**Directive**.
Give the listing again in full, exactly as written.

--- Start Raw records ---

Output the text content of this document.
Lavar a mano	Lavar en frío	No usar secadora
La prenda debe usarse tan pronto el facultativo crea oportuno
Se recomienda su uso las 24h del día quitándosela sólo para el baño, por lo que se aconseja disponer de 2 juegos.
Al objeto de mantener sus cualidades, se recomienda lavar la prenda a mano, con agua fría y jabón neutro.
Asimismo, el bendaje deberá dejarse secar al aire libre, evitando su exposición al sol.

--- End Raw records ---

**Finished task**.
Output the text content of this document.
Lavar a mano	Lavar en frío	No usar secadora
La prenda debe usarse tan pronto el facultativo crea oportuno
Se recomienda su uso las 24h del día quitándosela sólo para el baño, por lo que se aconseja disponer de 2 juegos.
Al objeto de mantener sus cualidades, se recomienda lavar la prenda a mano, con agua fría y jabón neutro.
Asimismo, el bendaje deberá dejarse secar al aire libre, evitando su exposición al sol.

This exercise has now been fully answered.